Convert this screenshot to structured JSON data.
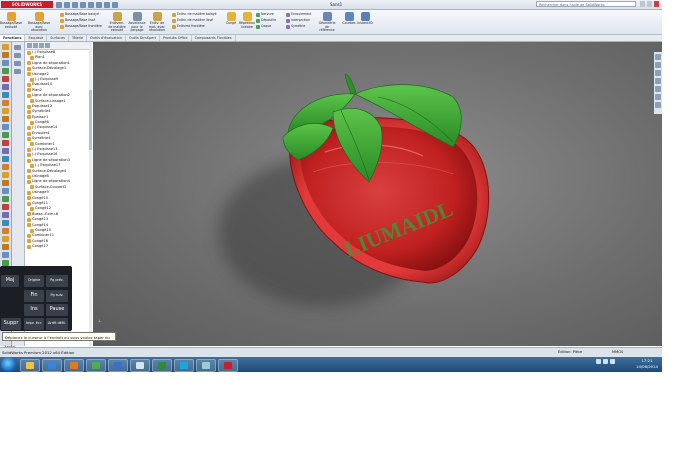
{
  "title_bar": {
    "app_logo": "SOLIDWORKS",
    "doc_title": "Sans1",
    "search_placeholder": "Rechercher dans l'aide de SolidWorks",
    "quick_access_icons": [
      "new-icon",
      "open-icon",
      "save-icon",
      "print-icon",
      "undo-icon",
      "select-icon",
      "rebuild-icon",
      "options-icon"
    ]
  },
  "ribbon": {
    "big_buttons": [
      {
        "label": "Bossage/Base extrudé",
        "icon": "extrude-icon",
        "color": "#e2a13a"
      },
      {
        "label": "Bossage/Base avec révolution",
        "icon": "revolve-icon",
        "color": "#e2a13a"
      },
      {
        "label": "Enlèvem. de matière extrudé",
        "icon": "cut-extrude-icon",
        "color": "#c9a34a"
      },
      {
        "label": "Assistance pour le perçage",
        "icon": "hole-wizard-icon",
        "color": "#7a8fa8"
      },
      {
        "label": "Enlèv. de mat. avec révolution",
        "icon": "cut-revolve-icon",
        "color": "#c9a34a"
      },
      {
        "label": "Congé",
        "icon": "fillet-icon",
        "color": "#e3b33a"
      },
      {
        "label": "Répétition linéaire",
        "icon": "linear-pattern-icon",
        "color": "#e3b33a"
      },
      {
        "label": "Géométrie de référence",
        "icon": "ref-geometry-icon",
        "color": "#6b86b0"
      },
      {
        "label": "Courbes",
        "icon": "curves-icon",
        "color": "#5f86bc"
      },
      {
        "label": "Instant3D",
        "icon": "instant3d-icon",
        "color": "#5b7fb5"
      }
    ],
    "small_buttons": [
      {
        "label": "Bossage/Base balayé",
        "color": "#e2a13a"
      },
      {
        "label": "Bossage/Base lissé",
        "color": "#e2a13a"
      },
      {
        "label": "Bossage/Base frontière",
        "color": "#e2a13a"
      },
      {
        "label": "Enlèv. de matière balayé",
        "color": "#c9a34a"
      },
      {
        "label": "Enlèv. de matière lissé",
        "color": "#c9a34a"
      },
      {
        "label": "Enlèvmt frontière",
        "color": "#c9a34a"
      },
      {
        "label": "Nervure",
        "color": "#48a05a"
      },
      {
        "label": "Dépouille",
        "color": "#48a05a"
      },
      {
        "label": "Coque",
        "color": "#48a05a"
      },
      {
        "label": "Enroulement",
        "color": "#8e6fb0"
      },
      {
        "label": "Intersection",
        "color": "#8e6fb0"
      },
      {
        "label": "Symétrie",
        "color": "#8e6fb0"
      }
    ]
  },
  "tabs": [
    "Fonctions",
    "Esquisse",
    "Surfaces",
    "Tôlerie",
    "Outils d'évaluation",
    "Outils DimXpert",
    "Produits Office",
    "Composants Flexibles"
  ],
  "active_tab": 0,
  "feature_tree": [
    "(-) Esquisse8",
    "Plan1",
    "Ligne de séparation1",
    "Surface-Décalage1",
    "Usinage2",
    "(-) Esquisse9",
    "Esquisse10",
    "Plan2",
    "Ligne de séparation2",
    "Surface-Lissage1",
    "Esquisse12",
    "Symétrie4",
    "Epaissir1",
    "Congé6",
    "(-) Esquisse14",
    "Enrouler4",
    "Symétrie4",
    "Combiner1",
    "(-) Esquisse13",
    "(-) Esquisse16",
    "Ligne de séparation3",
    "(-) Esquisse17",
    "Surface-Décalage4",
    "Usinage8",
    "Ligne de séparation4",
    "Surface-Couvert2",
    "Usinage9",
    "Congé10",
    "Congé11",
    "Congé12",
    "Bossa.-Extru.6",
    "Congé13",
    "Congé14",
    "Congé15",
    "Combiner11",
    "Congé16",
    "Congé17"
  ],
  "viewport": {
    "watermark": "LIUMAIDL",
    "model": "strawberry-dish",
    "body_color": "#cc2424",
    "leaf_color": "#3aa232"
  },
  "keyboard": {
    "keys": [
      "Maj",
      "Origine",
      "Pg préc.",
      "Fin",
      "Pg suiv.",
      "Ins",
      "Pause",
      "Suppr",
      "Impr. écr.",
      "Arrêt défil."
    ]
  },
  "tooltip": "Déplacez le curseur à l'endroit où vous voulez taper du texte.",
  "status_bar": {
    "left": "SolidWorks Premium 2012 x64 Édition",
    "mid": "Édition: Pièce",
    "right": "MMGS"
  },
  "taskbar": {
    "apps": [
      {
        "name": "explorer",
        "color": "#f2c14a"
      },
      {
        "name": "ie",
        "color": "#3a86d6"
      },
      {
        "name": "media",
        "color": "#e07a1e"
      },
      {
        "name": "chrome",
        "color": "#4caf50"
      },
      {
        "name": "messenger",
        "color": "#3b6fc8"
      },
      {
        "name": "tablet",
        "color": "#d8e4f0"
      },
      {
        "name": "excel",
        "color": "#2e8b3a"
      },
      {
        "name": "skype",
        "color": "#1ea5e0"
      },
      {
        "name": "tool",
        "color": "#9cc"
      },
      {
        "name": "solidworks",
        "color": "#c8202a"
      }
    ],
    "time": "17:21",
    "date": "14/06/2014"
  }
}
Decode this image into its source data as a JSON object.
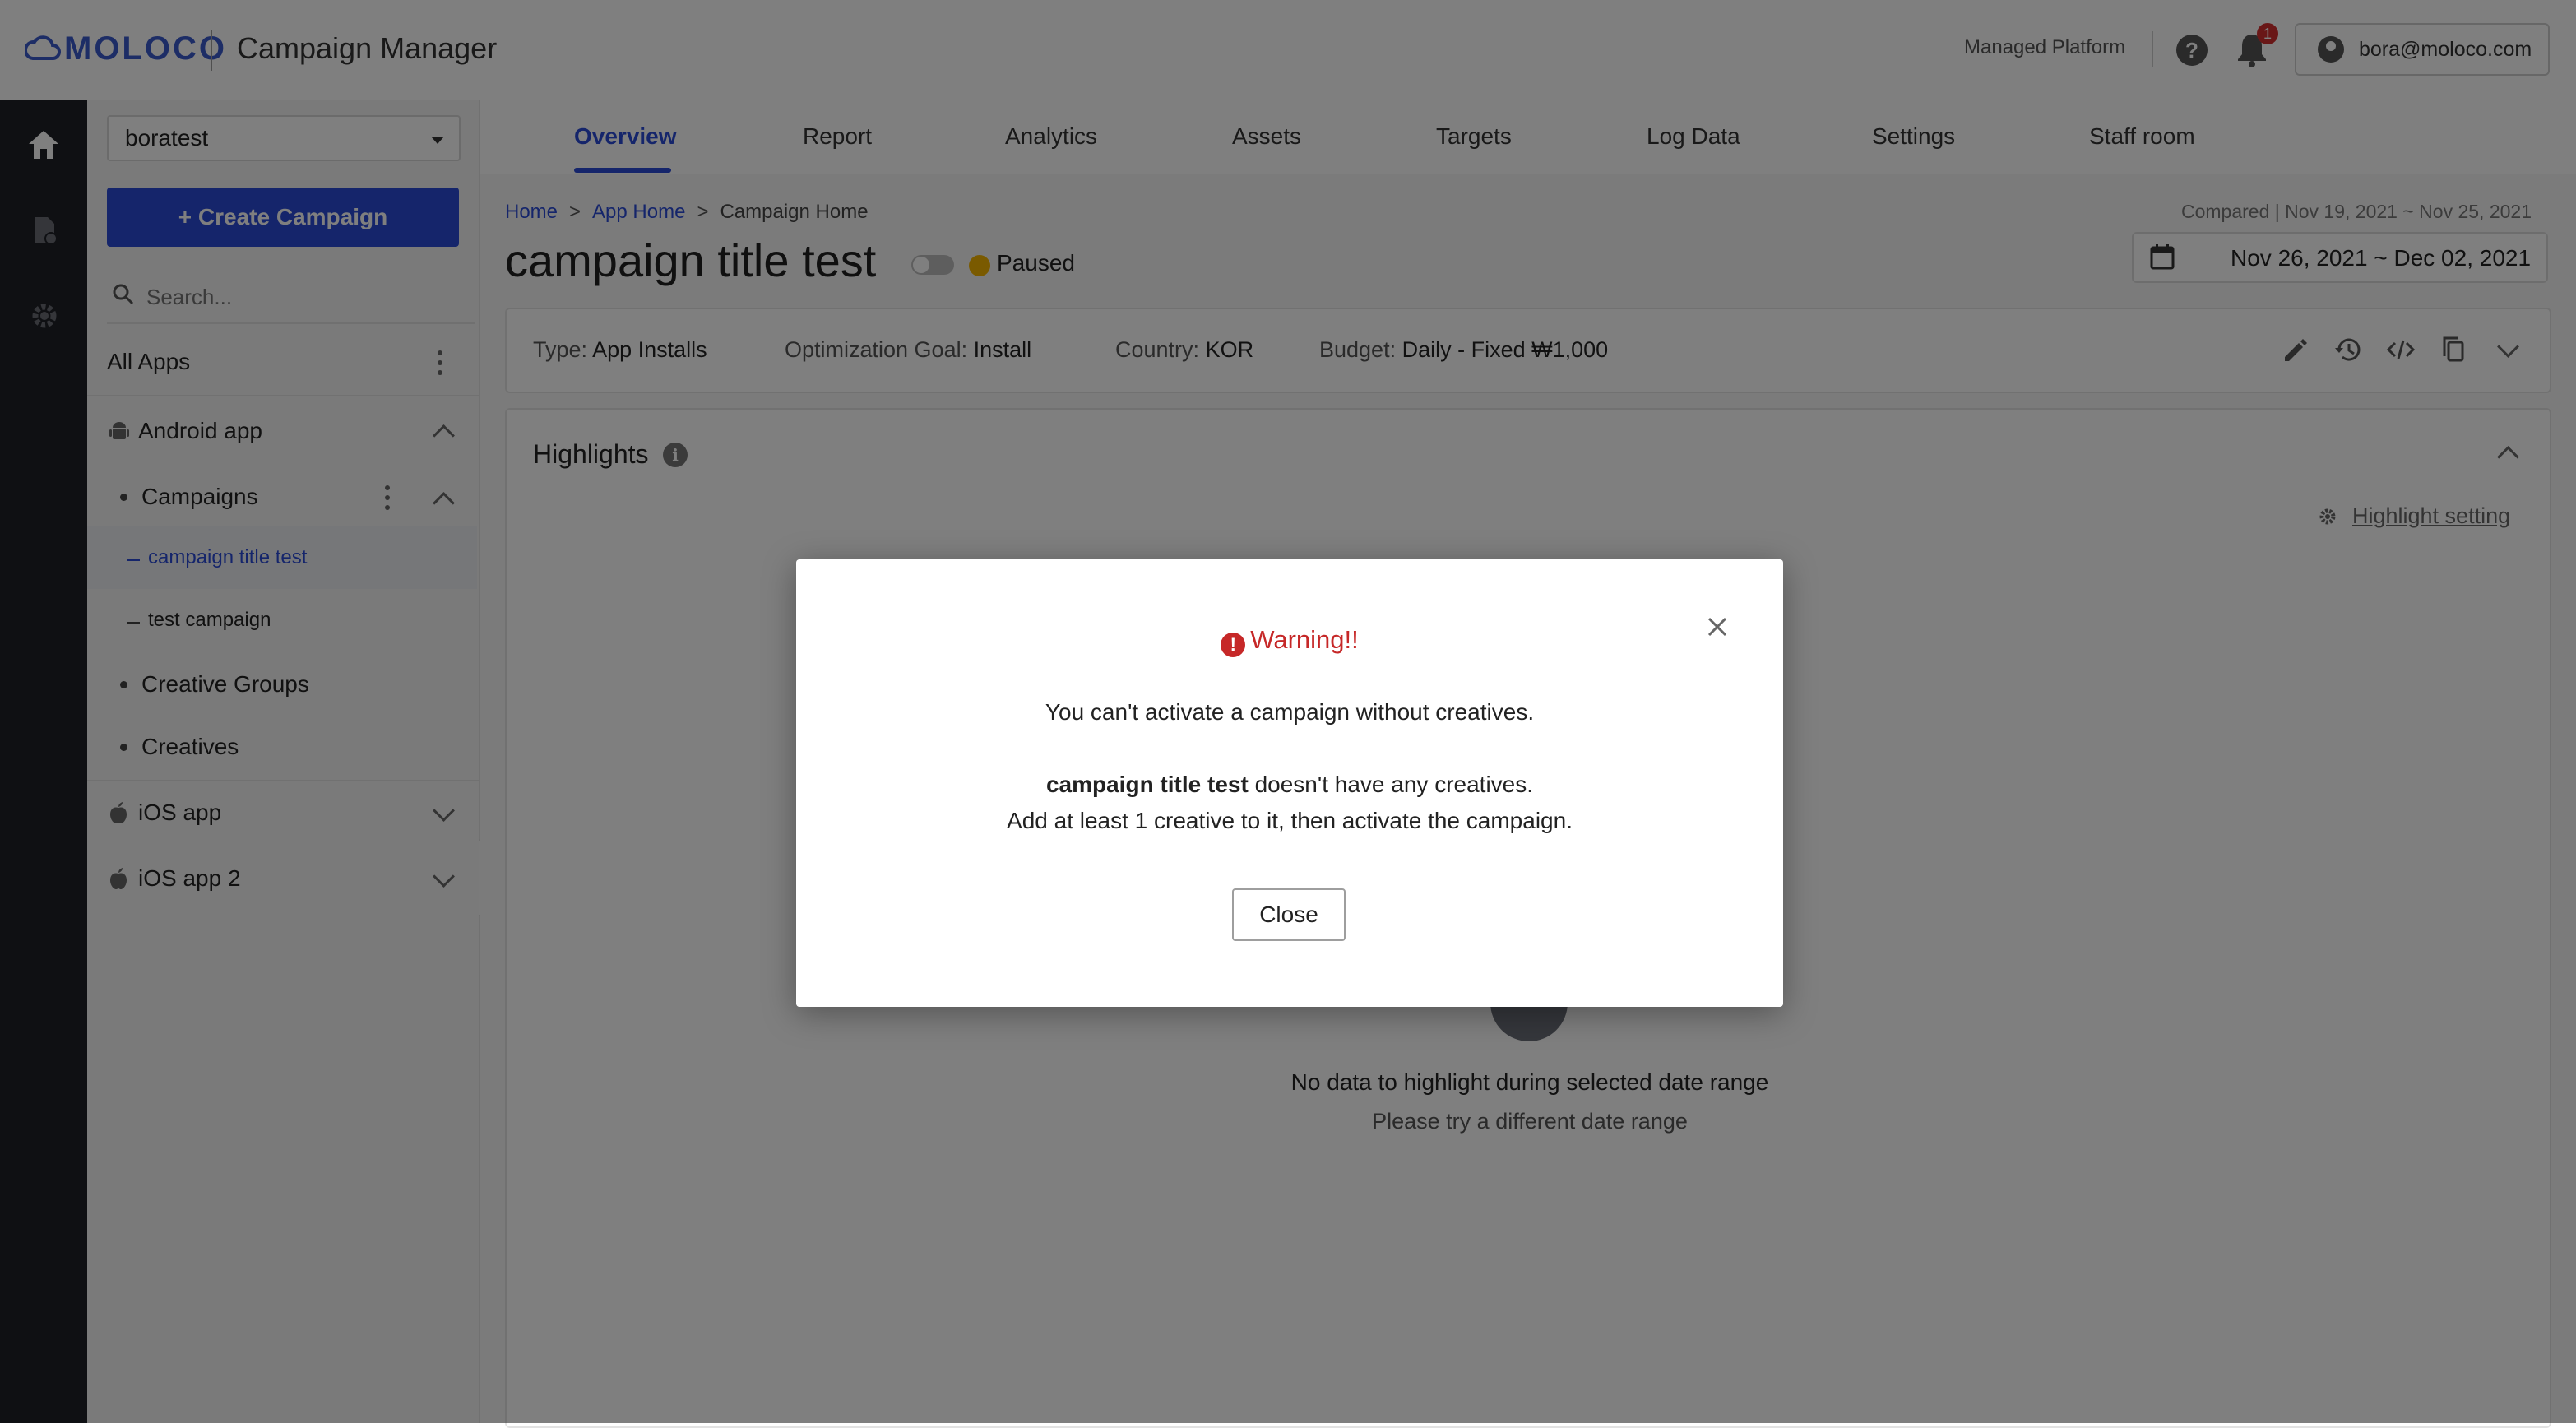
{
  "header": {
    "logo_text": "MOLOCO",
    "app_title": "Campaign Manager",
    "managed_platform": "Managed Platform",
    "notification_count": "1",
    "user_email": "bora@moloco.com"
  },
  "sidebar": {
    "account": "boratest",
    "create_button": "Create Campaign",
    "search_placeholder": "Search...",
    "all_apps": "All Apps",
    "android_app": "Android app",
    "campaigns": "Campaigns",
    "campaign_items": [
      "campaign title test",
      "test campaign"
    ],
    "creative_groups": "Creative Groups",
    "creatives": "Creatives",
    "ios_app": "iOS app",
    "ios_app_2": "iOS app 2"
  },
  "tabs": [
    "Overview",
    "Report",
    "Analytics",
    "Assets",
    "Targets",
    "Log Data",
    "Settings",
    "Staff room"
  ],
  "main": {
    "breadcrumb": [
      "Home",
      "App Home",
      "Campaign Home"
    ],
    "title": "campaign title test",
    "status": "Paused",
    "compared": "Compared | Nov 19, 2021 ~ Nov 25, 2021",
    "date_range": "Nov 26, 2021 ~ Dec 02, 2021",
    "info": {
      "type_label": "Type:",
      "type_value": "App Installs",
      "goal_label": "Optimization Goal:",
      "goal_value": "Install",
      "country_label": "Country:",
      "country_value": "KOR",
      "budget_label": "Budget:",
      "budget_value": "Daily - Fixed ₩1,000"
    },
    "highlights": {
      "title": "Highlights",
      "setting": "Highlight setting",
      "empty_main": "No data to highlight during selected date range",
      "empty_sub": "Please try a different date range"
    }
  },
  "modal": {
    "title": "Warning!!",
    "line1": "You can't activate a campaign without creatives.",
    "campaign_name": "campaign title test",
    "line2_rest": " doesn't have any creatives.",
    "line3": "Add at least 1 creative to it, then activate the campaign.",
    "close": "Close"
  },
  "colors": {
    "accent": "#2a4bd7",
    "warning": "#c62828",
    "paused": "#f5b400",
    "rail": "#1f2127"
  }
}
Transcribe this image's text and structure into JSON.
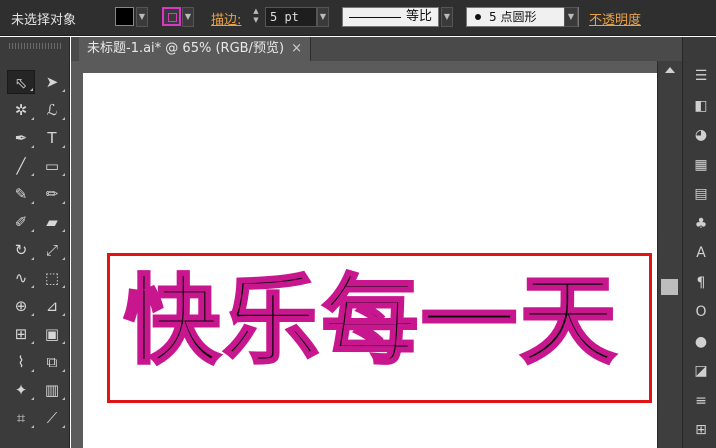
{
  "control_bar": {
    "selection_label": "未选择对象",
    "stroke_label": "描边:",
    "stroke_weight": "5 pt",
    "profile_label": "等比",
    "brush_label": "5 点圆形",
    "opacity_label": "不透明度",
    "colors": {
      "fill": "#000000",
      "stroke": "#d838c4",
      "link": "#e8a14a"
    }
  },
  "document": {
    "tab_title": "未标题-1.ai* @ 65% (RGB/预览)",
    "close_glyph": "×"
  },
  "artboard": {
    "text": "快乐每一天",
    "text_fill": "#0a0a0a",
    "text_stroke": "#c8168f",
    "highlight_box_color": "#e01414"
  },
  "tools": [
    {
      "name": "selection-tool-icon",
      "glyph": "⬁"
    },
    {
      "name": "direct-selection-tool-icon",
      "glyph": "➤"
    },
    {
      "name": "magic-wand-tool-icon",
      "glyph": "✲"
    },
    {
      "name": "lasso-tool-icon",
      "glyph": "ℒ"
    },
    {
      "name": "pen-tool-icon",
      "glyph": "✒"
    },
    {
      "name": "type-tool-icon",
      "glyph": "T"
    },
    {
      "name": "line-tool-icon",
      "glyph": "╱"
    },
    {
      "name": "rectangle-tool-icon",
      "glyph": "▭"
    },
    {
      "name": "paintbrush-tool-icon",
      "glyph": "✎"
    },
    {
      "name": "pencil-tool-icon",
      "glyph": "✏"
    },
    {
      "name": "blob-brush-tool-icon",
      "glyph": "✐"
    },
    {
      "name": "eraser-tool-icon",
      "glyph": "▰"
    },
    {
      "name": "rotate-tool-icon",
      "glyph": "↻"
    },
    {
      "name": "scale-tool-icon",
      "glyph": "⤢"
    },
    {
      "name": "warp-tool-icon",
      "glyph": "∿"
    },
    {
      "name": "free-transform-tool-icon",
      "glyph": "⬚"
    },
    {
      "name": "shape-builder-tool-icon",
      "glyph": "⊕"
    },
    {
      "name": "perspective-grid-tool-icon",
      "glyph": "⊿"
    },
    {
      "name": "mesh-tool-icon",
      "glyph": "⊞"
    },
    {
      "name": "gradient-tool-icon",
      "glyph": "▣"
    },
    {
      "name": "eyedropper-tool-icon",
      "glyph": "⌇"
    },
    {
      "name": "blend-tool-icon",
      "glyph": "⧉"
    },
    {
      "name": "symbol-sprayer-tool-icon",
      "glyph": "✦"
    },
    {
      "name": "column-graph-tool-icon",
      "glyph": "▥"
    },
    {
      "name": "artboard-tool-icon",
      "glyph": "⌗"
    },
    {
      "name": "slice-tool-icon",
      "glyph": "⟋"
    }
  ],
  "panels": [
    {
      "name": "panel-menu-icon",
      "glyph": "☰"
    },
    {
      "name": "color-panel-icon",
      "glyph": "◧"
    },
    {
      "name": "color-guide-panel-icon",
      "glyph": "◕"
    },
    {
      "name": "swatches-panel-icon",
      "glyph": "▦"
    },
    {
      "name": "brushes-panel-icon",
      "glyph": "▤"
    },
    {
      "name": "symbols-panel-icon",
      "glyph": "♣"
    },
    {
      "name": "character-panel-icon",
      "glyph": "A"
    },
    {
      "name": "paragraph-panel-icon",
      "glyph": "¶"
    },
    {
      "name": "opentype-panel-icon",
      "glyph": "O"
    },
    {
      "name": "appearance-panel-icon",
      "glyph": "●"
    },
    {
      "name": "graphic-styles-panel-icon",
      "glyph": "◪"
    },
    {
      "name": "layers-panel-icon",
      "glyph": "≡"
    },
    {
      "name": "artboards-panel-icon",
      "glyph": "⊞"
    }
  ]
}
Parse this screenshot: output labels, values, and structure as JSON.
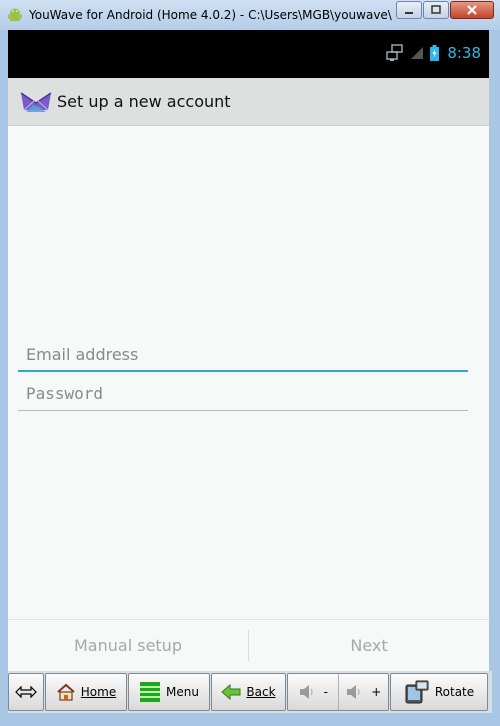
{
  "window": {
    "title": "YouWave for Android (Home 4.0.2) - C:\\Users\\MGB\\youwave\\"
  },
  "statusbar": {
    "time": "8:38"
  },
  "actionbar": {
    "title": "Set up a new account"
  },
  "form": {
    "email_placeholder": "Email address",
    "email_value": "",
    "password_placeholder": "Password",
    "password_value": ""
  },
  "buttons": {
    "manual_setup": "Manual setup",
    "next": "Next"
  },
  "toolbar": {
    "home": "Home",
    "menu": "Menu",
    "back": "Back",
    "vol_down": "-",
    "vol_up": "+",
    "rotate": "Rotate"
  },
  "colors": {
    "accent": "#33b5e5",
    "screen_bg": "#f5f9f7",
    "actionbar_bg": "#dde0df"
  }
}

## Written request
Identify each line in the records above containing the word "extrude"; copy those lines.

## The response
        "icon": "extrude-icon",
        "icon": "cut-extrude-icon",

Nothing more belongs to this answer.